→ Saved data entries
· · · ·
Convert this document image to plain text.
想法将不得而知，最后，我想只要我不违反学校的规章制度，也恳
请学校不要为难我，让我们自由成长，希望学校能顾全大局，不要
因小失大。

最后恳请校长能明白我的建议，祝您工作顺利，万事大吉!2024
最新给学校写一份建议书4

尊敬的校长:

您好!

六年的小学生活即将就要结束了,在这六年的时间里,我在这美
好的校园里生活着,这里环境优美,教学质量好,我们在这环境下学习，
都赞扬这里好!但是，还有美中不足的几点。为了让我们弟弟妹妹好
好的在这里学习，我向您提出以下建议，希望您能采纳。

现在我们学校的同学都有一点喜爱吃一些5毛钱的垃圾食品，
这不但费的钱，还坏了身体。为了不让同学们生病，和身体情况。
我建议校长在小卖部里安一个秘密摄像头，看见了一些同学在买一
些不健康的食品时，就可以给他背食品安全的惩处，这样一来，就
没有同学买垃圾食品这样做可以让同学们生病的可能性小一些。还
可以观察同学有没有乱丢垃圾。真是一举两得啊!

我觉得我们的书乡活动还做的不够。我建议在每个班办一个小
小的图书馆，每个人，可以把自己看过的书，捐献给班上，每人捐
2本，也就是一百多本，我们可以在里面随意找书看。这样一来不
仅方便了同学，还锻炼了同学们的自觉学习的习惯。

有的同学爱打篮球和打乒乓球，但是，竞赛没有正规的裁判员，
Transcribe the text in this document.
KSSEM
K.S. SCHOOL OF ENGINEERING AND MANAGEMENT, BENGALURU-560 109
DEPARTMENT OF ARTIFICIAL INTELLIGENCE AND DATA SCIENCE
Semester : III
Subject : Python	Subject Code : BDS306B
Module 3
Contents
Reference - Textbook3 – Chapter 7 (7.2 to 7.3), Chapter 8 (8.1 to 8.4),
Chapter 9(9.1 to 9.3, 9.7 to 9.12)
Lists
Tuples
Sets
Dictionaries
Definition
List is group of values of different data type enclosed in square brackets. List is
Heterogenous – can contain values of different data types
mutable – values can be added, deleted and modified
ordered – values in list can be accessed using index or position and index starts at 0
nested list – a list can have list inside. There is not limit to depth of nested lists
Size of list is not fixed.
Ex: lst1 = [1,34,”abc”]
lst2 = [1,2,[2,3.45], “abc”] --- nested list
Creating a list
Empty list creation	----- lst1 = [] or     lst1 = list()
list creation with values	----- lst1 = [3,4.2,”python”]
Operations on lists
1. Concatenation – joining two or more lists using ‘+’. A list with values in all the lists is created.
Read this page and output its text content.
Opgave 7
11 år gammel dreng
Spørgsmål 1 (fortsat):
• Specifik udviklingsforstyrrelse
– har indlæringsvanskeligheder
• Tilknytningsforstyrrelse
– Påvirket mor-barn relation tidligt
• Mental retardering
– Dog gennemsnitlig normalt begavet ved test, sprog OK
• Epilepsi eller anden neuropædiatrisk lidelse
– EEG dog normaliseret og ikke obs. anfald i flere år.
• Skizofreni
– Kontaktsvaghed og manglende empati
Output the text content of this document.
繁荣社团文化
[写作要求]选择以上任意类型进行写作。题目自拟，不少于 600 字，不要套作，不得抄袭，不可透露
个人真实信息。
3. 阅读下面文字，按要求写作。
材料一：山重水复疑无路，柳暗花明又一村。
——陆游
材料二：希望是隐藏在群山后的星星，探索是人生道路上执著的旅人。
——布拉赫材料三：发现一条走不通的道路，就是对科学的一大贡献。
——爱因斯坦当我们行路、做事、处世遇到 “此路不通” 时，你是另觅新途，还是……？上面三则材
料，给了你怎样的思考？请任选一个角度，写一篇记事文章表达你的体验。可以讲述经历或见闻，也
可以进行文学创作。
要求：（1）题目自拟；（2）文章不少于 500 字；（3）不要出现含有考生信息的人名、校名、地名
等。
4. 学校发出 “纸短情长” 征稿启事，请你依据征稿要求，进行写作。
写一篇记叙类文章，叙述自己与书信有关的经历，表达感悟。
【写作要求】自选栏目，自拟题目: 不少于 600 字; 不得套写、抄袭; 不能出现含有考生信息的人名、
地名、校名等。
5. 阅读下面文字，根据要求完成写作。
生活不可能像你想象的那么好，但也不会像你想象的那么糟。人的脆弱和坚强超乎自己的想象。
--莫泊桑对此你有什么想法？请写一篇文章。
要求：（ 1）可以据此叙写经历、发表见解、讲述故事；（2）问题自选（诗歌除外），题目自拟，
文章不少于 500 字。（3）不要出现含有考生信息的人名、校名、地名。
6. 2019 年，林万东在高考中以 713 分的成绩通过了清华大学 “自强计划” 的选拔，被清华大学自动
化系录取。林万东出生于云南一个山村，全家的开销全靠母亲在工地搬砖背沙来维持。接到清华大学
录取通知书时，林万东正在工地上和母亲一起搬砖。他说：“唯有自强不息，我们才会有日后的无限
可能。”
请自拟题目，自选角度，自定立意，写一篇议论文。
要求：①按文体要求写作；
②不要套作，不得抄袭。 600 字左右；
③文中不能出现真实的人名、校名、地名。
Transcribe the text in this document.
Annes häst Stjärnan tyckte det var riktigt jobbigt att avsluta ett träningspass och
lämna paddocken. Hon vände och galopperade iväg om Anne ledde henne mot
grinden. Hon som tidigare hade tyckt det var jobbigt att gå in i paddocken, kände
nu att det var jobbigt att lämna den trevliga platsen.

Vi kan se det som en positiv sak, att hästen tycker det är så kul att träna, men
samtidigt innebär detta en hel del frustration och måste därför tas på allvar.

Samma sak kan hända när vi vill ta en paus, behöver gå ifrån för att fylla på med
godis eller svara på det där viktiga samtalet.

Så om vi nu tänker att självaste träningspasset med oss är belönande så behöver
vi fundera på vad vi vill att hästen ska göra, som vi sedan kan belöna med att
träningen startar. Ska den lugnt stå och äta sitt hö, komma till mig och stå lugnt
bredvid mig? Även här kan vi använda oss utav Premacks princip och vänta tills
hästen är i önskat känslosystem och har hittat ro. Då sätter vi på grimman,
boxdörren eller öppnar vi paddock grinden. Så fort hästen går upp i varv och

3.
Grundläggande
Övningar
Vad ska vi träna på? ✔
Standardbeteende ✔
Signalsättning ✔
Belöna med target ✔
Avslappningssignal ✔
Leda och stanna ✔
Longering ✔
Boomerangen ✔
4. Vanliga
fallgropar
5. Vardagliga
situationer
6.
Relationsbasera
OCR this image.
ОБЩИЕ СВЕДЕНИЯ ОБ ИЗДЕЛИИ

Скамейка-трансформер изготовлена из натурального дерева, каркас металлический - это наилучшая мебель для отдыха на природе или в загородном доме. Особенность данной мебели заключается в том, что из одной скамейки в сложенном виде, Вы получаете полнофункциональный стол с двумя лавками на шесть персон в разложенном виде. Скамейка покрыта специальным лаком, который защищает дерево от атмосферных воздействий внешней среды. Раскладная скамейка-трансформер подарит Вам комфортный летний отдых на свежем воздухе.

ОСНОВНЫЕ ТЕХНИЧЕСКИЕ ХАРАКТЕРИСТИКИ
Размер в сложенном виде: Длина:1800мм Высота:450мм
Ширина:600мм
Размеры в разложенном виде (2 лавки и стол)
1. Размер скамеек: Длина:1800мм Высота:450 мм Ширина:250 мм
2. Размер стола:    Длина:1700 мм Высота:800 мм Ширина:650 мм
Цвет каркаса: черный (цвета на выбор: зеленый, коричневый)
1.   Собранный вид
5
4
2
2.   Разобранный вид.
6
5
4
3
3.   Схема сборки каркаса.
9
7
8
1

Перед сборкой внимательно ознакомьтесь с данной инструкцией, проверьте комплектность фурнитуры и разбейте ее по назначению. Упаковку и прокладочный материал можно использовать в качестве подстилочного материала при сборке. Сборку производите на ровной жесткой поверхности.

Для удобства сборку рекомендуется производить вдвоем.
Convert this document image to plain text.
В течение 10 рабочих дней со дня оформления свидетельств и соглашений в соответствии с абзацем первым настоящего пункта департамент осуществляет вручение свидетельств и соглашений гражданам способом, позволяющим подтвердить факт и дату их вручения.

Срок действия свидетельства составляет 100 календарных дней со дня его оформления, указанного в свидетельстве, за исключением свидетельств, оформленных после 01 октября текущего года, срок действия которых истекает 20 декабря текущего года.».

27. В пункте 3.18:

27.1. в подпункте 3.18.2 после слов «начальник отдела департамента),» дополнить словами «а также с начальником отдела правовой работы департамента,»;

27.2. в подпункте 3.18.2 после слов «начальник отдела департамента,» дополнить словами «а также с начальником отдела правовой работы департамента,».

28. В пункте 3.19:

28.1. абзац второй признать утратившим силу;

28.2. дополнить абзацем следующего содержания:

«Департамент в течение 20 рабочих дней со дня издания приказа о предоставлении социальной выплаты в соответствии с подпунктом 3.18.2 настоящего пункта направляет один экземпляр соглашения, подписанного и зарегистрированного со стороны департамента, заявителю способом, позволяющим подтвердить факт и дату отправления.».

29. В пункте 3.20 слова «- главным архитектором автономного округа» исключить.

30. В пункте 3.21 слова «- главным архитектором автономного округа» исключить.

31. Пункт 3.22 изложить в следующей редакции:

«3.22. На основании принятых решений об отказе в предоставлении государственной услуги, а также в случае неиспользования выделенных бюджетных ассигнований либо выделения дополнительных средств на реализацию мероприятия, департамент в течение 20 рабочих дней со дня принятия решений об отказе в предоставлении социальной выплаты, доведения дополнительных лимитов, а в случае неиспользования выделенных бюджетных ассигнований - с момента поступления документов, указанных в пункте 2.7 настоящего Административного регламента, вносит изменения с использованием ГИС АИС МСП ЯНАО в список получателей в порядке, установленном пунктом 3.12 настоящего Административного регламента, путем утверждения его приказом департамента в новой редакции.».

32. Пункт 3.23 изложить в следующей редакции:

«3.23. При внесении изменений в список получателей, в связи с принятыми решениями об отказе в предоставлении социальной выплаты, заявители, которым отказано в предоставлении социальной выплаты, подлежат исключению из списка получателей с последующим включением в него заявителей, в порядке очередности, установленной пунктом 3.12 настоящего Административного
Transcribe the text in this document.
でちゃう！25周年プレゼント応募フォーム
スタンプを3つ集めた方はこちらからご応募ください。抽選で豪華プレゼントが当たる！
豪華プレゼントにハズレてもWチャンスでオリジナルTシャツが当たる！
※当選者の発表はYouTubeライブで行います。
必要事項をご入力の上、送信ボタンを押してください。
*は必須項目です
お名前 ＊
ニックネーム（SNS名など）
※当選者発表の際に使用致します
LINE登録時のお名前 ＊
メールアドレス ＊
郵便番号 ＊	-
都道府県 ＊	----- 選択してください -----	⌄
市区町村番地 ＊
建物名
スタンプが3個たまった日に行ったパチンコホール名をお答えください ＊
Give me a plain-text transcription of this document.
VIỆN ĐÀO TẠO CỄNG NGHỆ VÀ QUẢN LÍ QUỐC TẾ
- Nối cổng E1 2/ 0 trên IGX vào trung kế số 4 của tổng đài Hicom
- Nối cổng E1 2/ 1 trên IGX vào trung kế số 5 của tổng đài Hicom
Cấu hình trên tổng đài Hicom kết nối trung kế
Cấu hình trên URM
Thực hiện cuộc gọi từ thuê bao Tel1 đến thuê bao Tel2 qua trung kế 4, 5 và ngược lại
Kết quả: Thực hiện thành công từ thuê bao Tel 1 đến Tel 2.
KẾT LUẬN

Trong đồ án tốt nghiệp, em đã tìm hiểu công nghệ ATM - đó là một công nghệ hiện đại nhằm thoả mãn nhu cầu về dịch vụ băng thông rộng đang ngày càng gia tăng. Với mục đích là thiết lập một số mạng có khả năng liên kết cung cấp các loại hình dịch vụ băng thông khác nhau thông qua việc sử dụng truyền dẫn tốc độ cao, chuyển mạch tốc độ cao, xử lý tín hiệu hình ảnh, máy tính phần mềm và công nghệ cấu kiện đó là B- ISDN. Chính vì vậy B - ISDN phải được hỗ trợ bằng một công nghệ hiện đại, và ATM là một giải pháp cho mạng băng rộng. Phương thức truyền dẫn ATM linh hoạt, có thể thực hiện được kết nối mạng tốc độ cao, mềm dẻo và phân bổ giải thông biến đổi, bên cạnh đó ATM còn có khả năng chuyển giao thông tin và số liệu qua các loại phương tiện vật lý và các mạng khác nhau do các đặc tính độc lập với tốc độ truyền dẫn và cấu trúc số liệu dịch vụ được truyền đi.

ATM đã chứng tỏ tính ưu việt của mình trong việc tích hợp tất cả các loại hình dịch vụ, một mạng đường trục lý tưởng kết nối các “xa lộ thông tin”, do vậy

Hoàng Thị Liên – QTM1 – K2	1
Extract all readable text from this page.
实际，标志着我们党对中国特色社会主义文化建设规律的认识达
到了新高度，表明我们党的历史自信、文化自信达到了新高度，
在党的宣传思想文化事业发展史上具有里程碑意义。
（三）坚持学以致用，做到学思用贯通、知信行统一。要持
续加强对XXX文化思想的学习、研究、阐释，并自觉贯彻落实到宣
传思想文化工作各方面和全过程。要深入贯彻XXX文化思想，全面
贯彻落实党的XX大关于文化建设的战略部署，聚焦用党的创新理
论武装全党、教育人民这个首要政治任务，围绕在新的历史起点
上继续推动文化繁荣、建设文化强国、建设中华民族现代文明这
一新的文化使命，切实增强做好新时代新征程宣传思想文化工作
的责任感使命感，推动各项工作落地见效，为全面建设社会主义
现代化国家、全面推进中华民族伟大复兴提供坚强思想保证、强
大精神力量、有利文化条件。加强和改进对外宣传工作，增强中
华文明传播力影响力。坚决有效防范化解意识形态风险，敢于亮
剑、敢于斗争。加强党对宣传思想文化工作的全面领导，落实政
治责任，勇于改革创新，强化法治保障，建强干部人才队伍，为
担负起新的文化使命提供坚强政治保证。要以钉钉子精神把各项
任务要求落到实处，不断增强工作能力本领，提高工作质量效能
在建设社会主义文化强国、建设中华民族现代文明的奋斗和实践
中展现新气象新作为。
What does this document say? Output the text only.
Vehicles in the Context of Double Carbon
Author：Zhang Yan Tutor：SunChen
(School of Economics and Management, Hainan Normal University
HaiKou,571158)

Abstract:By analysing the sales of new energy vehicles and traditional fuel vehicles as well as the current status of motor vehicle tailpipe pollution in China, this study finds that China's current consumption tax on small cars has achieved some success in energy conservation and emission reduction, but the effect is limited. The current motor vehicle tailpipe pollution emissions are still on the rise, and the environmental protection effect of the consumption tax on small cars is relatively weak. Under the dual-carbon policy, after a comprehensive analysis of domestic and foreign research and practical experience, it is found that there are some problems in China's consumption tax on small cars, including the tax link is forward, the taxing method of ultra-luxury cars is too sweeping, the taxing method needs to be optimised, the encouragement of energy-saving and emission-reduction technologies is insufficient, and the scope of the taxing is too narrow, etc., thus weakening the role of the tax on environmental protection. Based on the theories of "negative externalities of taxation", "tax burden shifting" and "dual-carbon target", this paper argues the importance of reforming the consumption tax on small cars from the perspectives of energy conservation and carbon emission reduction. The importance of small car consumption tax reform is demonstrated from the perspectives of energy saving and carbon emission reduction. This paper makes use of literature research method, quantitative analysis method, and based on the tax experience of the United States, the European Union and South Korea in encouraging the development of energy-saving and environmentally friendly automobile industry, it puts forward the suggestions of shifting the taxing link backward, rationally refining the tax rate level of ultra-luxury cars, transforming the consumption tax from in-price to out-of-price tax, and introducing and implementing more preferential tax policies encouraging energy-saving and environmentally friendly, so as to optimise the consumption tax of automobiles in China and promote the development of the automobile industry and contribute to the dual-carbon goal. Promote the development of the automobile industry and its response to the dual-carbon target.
· · · ·
→ Job
Review the preceding data and report every line that includes the string "изложить".

→ Answer below
31. Пункт 3.22 изложить в следующей редакции:
32. Пункт 3.23 изложить в следующей редакции:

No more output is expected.